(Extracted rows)

>>>

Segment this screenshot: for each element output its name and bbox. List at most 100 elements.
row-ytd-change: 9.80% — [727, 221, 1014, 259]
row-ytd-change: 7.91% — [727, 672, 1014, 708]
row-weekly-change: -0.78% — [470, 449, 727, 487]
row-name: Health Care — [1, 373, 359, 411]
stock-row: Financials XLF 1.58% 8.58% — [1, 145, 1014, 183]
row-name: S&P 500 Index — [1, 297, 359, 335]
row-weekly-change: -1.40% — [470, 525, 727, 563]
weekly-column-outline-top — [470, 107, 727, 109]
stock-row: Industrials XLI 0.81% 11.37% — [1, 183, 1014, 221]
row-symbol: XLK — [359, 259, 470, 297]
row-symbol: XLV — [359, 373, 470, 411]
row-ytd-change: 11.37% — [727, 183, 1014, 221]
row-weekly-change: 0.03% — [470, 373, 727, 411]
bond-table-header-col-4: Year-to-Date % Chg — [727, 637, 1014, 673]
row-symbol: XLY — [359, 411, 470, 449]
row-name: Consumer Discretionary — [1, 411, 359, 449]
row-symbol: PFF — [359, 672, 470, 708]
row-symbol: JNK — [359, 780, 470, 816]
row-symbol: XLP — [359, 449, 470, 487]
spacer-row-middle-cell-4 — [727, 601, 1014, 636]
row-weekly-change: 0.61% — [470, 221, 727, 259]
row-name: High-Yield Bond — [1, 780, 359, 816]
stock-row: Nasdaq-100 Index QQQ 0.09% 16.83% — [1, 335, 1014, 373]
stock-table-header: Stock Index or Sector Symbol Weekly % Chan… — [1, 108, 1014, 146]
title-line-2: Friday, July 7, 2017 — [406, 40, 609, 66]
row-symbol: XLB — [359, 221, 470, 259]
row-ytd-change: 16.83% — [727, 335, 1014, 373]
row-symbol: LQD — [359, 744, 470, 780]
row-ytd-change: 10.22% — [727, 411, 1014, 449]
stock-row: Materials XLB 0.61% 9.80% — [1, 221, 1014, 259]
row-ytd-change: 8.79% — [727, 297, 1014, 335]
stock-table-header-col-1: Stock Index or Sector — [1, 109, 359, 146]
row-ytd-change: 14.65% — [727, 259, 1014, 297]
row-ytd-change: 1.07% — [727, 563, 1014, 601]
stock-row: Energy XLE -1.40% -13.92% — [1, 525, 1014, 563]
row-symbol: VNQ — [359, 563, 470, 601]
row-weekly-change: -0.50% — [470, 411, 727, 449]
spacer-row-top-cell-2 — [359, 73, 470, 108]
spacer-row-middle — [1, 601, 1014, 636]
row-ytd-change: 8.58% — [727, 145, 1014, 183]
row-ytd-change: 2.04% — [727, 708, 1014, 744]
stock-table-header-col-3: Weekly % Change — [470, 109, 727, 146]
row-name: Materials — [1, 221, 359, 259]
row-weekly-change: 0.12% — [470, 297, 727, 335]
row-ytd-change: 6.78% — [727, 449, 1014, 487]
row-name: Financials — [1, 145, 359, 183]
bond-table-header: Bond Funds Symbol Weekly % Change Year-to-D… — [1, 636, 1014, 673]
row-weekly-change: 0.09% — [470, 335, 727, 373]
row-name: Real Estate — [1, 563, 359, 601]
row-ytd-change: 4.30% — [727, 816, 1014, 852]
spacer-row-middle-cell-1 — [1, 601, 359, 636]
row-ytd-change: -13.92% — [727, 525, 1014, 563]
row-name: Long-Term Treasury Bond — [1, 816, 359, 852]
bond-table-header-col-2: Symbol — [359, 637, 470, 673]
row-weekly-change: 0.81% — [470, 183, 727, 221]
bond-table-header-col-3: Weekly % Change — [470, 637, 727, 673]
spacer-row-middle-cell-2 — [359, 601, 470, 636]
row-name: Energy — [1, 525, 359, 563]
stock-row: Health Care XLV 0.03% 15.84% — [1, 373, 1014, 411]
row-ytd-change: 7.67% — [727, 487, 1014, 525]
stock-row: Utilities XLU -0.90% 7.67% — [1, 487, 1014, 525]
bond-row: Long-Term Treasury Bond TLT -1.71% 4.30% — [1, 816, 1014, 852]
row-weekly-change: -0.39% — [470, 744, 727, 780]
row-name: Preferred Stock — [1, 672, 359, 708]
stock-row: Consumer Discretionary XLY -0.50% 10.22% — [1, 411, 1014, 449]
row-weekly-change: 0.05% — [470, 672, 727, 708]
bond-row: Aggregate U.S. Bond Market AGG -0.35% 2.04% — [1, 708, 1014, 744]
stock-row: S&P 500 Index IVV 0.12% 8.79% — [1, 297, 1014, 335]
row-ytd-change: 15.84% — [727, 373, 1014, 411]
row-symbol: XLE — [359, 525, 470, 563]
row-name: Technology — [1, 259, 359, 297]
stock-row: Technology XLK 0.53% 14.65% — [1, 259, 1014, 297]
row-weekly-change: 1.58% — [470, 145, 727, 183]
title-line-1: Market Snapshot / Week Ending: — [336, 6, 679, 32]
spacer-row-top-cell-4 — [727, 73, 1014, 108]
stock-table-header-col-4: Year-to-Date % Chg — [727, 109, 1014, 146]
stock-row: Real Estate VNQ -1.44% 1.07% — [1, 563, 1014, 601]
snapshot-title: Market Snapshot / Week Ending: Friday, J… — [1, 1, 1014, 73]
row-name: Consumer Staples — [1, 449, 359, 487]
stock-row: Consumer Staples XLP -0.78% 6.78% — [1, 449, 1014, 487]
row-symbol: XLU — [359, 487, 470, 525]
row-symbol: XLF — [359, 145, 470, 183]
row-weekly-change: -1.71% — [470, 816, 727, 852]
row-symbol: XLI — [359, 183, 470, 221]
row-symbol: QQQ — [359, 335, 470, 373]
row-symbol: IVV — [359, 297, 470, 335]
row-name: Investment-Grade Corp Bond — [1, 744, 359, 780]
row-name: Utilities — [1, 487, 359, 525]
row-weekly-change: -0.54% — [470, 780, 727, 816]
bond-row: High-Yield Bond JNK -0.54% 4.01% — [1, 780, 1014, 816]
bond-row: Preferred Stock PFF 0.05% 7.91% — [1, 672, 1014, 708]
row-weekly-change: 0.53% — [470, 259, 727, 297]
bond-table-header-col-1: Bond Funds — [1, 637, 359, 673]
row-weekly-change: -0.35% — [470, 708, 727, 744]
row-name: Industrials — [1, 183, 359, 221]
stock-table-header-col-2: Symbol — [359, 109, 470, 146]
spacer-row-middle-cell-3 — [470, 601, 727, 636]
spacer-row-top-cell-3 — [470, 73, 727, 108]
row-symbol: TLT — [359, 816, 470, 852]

<<<

Work instructions: Please copy every one of the extracted rows above, character for character, changing or leaving out nothing.

Exercise result:
Segment this screenshot: for each element output its name and bbox. List at most 100 elements.
row-ytd-change: 9.80% — [727, 221, 1014, 259]
row-ytd-change: 7.91% — [727, 672, 1014, 708]
row-weekly-change: -0.78% — [470, 449, 727, 487]
row-name: Health Care — [1, 373, 359, 411]
stock-row: Financials XLF 1.58% 8.58% — [1, 145, 1014, 183]
row-name: S&P 500 Index — [1, 297, 359, 335]
row-weekly-change: -1.40% — [470, 525, 727, 563]
weekly-column-outline-top — [470, 107, 727, 109]
stock-row: Industrials XLI 0.81% 11.37% — [1, 183, 1014, 221]
row-symbol: XLK — [359, 259, 470, 297]
row-symbol: XLV — [359, 373, 470, 411]
row-ytd-change: 11.37% — [727, 183, 1014, 221]
row-weekly-change: 0.03% — [470, 373, 727, 411]
bond-table-header-col-4: Year-to-Date % Chg — [727, 637, 1014, 673]
row-symbol: XLY — [359, 411, 470, 449]
row-name: Consumer Discretionary — [1, 411, 359, 449]
row-symbol: PFF — [359, 672, 470, 708]
row-symbol: JNK — [359, 780, 470, 816]
row-symbol: XLP — [359, 449, 470, 487]
spacer-row-middle-cell-4 — [727, 601, 1014, 636]
row-weekly-change: 0.61% — [470, 221, 727, 259]
row-name: High-Yield Bond — [1, 780, 359, 816]
stock-row: Nasdaq-100 Index QQQ 0.09% 16.83% — [1, 335, 1014, 373]
stock-table-header: Stock Index or Sector Symbol Weekly % Chan… — [1, 108, 1014, 146]
title-line-2: Friday, July 7, 2017 — [406, 40, 609, 66]
row-symbol: XLB — [359, 221, 470, 259]
row-ytd-change: 16.83% — [727, 335, 1014, 373]
row-symbol: LQD — [359, 744, 470, 780]
row-ytd-change: 10.22% — [727, 411, 1014, 449]
stock-row: Materials XLB 0.61% 9.80% — [1, 221, 1014, 259]
row-ytd-change: 8.79% — [727, 297, 1014, 335]
stock-table-header-col-1: Stock Index or Sector — [1, 109, 359, 146]
row-ytd-change: 14.65% — [727, 259, 1014, 297]
row-ytd-change: 1.07% — [727, 563, 1014, 601]
stock-row: Energy XLE -1.40% -13.92% — [1, 525, 1014, 563]
row-symbol: VNQ — [359, 563, 470, 601]
row-weekly-change: -0.50% — [470, 411, 727, 449]
spacer-row-top-cell-2 — [359, 73, 470, 108]
spacer-row-middle — [1, 601, 1014, 636]
row-ytd-change: 8.58% — [727, 145, 1014, 183]
row-ytd-change: 2.04% — [727, 708, 1014, 744]
stock-table-header-col-3: Weekly % Change — [470, 109, 727, 146]
row-name: Materials — [1, 221, 359, 259]
row-weekly-change: 0.12% — [470, 297, 727, 335]
row-ytd-change: 6.78% — [727, 449, 1014, 487]
row-name: Financials — [1, 145, 359, 183]
bond-table-header: Bond Funds Symbol Weekly % Change Year-to-D… — [1, 636, 1014, 673]
row-weekly-change: 0.09% — [470, 335, 727, 373]
row-name: Real Estate — [1, 563, 359, 601]
row-ytd-change: 4.30% — [727, 816, 1014, 852]
spacer-row-middle-cell-1 — [1, 601, 359, 636]
row-ytd-change: -13.92% — [727, 525, 1014, 563]
row-name: Long-Term Treasury Bond — [1, 816, 359, 852]
bond-table-header-col-2: Symbol — [359, 637, 470, 673]
row-weekly-change: 0.81% — [470, 183, 727, 221]
bond-table-header-col-3: Weekly % Change — [470, 637, 727, 673]
spacer-row-middle-cell-2 — [359, 601, 470, 636]
row-name: Energy — [1, 525, 359, 563]
stock-row: Health Care XLV 0.03% 15.84% — [1, 373, 1014, 411]
row-ytd-change: 7.67% — [727, 487, 1014, 525]
stock-row: Utilities XLU -0.90% 7.67% — [1, 487, 1014, 525]
bond-row: Long-Term Treasury Bond TLT -1.71% 4.30% — [1, 816, 1014, 852]
row-weekly-change: -0.39% — [470, 744, 727, 780]
row-name: Preferred Stock — [1, 672, 359, 708]
stock-row: Consumer Discretionary XLY -0.50% 10.22% — [1, 411, 1014, 449]
row-weekly-change: 0.05% — [470, 672, 727, 708]
bond-row: Aggregate U.S. Bond Market AGG -0.35% 2.04% — [1, 708, 1014, 744]
stock-row: S&P 500 Index IVV 0.12% 8.79% — [1, 297, 1014, 335]
row-ytd-change: 15.84% — [727, 373, 1014, 411]
row-symbol: XLE — [359, 525, 470, 563]
row-name: Technology — [1, 259, 359, 297]
stock-row: Technology XLK 0.53% 14.65% — [1, 259, 1014, 297]
row-weekly-change: 1.58% — [470, 145, 727, 183]
title-line-1: Market Snapshot / Week Ending: — [336, 6, 679, 32]
spacer-row-top-cell-4 — [727, 73, 1014, 108]
stock-table-header-col-4: Year-to-Date % Chg — [727, 109, 1014, 146]
stock-row: Real Estate VNQ -1.44% 1.07% — [1, 563, 1014, 601]
snapshot-title: Market Snapshot / Week Ending: Friday, J… — [1, 1, 1014, 73]
row-name: Consumer Staples — [1, 449, 359, 487]
stock-row: Consumer Staples XLP -0.78% 6.78% — [1, 449, 1014, 487]
row-symbol: XLU — [359, 487, 470, 525]
row-symbol: XLF — [359, 145, 470, 183]
row-weekly-change: -1.71% — [470, 816, 727, 852]
row-symbol: XLI — [359, 183, 470, 221]
row-symbol: QQQ — [359, 335, 470, 373]
row-symbol: IVV — [359, 297, 470, 335]
row-name: Investment-Grade Corp Bond — [1, 744, 359, 780]
row-name: Utilities — [1, 487, 359, 525]
row-weekly-change: -0.54% — [470, 780, 727, 816]
bond-row: High-Yield Bond JNK -0.54% 4.01% — [1, 780, 1014, 816]
bond-row: Preferred Stock PFF 0.05% 7.91% — [1, 672, 1014, 708]
row-weekly-change: 0.53% — [470, 259, 727, 297]
bond-table-header-col-1: Bond Funds — [1, 637, 359, 673]
row-weekly-change: -0.35% — [470, 708, 727, 744]
row-name: Industrials — [1, 183, 359, 221]
stock-table-header-col-2: Symbol — [359, 109, 470, 146]
spacer-row-middle-cell-3 — [470, 601, 727, 636]
spacer-row-top-cell-3 — [470, 73, 727, 108]
row-symbol: TLT — [359, 816, 470, 852]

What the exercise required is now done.